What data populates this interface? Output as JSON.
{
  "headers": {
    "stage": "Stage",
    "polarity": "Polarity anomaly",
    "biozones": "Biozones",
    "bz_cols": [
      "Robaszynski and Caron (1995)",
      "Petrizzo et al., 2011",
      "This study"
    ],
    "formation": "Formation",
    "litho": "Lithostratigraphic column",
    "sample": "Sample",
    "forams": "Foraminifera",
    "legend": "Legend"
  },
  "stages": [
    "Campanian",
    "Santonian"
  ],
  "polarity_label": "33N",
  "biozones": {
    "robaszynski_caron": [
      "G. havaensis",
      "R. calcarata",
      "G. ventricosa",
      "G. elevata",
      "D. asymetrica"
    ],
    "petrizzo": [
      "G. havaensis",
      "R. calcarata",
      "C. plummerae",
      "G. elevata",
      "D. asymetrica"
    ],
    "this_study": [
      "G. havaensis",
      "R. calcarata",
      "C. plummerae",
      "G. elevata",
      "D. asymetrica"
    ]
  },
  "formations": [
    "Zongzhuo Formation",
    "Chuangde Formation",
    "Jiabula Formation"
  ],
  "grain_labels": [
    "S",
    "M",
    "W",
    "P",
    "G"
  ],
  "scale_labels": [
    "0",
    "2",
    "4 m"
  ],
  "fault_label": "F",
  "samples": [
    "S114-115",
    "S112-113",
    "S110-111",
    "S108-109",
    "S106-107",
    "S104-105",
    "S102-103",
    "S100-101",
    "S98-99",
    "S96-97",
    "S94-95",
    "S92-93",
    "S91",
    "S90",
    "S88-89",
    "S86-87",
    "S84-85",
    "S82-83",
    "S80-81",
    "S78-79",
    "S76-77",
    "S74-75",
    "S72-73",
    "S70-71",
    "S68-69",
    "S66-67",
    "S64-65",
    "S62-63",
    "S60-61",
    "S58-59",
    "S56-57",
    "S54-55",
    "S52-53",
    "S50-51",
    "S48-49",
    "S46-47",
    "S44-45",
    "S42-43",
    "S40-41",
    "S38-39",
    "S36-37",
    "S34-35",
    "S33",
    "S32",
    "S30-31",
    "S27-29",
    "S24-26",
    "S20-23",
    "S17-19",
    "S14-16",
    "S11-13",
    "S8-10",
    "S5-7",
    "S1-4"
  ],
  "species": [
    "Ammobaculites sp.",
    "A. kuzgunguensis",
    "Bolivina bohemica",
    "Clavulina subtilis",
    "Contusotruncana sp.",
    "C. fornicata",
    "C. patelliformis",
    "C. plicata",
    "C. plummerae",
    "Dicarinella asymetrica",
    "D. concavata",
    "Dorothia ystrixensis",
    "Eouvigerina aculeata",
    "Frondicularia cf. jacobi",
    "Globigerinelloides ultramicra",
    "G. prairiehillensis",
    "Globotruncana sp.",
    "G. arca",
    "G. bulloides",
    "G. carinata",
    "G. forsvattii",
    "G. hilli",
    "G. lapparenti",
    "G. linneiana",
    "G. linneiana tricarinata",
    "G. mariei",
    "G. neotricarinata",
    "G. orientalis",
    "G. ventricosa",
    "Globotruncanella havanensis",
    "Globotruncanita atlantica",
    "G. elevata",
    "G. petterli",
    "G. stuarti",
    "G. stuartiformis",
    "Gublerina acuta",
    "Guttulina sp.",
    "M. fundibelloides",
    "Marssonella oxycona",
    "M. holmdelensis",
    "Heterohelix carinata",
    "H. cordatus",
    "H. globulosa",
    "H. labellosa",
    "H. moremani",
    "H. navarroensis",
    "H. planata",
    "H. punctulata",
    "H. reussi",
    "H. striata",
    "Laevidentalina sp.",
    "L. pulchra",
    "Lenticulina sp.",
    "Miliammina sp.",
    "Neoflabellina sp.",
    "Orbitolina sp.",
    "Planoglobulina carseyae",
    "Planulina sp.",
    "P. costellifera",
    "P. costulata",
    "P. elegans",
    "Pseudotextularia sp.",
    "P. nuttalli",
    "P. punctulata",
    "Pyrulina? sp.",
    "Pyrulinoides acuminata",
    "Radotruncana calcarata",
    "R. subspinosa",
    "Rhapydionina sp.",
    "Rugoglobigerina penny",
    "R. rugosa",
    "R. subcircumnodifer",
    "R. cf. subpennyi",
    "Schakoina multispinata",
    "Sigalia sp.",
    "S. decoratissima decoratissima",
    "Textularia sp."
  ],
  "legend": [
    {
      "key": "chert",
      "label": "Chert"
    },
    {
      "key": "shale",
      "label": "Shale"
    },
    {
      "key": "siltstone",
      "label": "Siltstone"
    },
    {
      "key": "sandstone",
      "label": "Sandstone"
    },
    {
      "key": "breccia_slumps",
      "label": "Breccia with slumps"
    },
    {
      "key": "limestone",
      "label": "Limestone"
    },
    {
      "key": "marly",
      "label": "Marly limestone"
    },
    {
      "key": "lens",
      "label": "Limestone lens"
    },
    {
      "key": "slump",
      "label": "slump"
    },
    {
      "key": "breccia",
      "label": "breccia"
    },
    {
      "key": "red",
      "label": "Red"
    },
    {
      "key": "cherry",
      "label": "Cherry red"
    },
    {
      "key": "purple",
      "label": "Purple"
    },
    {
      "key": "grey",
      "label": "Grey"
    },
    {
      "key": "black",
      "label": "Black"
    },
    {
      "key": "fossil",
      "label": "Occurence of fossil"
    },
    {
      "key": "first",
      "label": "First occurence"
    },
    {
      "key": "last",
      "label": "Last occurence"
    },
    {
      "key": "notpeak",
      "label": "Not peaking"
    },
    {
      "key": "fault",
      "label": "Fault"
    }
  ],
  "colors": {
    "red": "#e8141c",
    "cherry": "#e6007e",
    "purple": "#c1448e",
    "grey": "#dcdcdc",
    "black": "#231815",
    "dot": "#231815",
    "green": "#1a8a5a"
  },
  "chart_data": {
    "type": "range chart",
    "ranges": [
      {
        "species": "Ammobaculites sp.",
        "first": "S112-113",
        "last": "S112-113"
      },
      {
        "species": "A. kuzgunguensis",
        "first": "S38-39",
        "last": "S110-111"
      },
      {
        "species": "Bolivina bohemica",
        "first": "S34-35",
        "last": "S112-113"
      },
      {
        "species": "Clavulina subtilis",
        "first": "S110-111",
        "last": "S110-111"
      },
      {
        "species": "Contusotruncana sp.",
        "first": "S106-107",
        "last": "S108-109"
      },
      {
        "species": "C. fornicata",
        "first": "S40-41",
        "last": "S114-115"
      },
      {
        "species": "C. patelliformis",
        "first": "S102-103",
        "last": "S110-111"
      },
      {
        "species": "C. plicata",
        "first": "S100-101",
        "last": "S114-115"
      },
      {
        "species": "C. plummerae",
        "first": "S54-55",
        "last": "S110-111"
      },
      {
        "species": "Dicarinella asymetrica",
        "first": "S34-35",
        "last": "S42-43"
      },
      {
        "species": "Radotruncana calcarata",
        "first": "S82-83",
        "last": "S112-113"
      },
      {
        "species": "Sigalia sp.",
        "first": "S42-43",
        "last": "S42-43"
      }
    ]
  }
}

→ **STATED EXERCISE**:
Of the lines above, copy each that contains "kuzgunguensis".

→ **RESPONSE TO THE EXERCISE**:
    "A. kuzgunguensis",
        "species": "A. kuzgunguensis",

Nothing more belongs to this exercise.